[Items listed in a dataset]

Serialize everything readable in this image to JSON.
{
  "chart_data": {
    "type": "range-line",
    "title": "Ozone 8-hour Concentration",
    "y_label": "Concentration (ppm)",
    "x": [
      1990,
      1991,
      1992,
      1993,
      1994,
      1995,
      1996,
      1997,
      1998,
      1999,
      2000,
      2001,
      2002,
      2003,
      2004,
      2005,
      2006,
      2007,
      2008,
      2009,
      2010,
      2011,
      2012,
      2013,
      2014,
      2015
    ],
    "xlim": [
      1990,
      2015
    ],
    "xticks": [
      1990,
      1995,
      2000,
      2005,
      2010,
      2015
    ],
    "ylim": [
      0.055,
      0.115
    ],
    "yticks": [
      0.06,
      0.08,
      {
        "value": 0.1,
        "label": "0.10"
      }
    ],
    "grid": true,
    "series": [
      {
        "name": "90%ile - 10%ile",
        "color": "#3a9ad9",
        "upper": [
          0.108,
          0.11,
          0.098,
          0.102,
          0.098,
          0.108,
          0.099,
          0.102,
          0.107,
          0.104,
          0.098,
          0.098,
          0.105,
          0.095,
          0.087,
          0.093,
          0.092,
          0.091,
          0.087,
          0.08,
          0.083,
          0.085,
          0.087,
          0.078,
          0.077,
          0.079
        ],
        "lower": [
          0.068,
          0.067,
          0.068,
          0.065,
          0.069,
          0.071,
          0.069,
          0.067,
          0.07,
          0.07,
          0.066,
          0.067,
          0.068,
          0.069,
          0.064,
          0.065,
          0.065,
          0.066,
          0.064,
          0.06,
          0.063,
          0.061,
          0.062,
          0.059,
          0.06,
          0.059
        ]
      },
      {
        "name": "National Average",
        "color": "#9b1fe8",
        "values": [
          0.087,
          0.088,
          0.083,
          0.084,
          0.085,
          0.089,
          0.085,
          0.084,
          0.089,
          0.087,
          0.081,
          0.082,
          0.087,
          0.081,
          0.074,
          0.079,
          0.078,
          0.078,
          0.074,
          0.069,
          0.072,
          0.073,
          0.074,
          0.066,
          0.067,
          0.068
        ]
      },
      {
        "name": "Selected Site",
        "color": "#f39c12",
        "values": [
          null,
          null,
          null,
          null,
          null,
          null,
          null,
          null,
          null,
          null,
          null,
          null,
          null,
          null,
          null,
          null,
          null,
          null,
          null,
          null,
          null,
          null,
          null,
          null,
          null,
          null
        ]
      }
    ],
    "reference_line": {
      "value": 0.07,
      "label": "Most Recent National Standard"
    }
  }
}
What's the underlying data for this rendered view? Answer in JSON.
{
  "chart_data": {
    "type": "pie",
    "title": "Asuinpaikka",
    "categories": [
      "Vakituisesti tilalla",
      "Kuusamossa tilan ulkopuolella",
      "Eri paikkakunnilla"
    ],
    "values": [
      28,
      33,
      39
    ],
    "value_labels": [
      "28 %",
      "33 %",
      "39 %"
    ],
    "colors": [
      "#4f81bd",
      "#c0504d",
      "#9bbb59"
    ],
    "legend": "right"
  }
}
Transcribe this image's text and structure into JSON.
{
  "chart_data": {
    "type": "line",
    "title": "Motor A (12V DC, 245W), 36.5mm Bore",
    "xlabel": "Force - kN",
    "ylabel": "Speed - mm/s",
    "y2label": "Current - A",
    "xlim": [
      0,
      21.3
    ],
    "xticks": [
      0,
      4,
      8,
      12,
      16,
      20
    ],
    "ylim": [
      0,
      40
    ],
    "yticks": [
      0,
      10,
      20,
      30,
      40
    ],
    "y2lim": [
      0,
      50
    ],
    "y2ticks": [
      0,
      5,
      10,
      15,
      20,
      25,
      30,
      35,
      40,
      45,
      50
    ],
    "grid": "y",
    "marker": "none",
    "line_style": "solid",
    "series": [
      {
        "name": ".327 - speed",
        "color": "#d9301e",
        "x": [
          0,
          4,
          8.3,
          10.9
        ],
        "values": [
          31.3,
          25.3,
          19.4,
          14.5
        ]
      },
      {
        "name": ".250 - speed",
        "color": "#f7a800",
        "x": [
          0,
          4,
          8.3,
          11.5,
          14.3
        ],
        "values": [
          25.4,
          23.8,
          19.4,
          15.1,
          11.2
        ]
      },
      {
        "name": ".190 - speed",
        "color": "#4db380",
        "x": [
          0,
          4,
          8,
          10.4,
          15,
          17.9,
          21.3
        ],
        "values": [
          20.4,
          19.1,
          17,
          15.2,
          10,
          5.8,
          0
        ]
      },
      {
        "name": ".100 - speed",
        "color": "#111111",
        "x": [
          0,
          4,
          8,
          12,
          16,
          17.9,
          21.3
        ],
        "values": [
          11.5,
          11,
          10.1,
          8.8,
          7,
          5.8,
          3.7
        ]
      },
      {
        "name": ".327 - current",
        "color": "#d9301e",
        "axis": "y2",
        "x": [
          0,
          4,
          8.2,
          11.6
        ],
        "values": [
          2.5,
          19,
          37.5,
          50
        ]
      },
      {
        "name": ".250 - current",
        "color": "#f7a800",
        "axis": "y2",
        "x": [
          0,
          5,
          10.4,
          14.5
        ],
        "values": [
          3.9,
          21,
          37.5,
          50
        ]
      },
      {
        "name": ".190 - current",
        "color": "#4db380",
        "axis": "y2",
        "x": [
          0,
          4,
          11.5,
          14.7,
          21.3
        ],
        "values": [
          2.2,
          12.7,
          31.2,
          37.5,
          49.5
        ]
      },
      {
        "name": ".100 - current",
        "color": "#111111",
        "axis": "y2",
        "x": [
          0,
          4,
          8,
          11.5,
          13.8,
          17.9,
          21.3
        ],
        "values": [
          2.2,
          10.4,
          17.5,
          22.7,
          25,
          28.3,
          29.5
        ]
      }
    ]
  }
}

* **Goal**
Where a line contains "title", copy that line.

* **Solution for this problem**
    "title": "Ozone 8-hour Concentration",
    "title": "Asuinpaikka",
    "title": "Motor A (12V DC, 245W), 36.5mm Bore",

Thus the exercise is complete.